Figure contents as structured data

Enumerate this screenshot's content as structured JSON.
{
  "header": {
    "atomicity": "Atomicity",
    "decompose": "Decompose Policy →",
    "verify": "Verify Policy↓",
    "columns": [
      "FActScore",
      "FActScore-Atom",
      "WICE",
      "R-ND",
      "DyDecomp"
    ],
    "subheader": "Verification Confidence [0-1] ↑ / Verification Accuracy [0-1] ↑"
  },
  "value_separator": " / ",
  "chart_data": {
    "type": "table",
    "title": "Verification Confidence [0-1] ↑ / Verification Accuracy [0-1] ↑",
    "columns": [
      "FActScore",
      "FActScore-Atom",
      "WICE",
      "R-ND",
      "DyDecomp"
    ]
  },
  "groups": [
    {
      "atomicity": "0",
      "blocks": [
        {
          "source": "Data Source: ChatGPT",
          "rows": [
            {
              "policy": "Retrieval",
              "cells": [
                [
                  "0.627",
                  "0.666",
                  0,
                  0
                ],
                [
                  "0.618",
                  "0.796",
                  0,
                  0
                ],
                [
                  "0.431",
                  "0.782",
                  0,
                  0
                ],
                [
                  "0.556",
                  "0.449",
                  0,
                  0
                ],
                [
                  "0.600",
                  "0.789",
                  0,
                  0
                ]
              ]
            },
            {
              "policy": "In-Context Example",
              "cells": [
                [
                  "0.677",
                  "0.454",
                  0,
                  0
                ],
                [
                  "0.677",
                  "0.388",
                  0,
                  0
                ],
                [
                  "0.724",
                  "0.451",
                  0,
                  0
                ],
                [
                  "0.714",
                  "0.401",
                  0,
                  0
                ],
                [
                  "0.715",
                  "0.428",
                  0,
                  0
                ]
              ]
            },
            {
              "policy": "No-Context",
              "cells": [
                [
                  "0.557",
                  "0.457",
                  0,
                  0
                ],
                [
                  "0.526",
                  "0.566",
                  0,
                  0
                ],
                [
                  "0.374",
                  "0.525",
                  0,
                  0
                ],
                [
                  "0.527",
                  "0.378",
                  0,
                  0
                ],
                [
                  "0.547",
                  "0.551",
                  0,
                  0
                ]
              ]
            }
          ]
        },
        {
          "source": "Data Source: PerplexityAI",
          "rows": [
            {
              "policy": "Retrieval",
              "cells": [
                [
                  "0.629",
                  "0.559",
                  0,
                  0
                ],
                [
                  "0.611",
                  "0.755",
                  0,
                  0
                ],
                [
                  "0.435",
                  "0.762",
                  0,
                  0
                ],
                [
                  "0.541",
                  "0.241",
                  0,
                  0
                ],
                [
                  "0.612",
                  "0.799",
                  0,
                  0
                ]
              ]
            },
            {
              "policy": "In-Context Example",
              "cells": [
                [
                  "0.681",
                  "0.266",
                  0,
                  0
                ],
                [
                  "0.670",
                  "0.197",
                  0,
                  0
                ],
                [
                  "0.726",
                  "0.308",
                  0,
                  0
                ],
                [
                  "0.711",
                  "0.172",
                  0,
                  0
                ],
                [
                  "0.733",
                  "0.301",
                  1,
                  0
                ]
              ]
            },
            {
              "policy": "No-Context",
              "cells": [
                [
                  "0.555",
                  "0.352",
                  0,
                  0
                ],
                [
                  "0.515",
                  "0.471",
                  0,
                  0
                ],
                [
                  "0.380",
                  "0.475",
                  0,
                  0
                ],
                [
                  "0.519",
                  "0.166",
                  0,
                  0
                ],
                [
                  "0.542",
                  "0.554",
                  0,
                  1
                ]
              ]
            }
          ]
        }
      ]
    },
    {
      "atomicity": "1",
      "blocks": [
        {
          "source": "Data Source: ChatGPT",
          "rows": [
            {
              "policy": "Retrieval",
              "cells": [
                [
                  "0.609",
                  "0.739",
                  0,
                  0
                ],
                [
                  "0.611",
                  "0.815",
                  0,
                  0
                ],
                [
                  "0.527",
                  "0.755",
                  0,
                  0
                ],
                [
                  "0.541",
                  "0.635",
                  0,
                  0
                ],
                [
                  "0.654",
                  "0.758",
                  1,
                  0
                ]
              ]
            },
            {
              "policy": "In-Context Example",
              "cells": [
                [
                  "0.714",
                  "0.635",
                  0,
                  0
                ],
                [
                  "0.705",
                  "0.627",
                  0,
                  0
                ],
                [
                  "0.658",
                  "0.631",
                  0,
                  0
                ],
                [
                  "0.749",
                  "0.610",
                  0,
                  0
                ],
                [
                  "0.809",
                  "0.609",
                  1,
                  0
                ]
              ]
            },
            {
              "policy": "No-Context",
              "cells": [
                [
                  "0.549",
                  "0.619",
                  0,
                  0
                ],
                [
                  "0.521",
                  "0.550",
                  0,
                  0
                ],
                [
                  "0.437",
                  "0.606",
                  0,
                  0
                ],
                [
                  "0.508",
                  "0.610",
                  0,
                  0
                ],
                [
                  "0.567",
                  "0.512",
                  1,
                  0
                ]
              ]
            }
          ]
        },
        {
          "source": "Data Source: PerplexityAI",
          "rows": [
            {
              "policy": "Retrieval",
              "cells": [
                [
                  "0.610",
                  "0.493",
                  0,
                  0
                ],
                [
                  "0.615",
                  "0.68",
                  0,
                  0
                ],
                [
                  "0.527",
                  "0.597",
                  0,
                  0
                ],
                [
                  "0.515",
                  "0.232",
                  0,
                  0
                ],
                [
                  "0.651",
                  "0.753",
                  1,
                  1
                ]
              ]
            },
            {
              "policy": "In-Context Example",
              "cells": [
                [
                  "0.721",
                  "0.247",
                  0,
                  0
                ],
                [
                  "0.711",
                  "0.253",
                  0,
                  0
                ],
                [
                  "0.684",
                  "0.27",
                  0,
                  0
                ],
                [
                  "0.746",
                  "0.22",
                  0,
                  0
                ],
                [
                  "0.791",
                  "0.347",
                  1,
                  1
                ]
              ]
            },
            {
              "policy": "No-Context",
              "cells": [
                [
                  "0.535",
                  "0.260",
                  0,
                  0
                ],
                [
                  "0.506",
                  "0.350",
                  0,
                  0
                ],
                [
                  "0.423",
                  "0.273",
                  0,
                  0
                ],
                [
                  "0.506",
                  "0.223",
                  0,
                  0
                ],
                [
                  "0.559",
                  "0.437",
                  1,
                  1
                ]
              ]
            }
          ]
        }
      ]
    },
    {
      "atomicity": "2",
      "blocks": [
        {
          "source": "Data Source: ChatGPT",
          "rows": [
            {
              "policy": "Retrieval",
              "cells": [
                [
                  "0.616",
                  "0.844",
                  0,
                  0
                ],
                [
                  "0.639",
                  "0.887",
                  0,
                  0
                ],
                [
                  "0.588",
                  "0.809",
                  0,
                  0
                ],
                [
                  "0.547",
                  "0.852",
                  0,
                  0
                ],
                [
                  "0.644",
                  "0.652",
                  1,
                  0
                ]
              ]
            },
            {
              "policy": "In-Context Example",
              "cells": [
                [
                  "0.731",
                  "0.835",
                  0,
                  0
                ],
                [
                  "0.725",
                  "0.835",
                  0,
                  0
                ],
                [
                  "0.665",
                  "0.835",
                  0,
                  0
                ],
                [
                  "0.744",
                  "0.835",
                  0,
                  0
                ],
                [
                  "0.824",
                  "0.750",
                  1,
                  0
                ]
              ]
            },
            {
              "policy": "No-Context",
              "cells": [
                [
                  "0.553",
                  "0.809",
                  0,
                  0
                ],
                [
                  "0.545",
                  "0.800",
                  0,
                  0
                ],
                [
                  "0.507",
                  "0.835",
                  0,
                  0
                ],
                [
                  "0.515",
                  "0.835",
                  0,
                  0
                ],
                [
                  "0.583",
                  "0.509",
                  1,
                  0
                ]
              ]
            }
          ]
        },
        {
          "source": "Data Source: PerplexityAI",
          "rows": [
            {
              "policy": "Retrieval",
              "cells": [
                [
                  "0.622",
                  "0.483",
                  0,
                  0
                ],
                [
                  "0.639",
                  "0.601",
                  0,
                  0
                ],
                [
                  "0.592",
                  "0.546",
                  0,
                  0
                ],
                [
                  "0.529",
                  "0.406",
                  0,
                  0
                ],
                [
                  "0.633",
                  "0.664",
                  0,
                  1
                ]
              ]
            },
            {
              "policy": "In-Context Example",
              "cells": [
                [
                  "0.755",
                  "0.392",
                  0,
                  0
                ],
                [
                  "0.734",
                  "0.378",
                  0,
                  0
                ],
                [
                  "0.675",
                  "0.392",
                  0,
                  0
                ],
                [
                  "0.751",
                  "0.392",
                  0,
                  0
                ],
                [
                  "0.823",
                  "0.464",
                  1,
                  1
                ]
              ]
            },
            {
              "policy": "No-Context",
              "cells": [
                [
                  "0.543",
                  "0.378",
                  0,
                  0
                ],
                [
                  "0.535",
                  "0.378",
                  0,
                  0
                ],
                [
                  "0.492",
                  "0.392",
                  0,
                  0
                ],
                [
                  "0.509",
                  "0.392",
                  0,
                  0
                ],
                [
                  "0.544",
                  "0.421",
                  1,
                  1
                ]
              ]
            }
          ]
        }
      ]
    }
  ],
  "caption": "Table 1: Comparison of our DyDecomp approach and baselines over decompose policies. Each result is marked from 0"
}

EXERCISE DESCRIPTION
Return each line where "decompose" shows up.

WRITTEN ANSWER
    "decompose": "Decompose Policy →",
  "caption": "Table 1: Comparison of our DyDecomp approach and baselines over decompose policies. Each result is marked from 0"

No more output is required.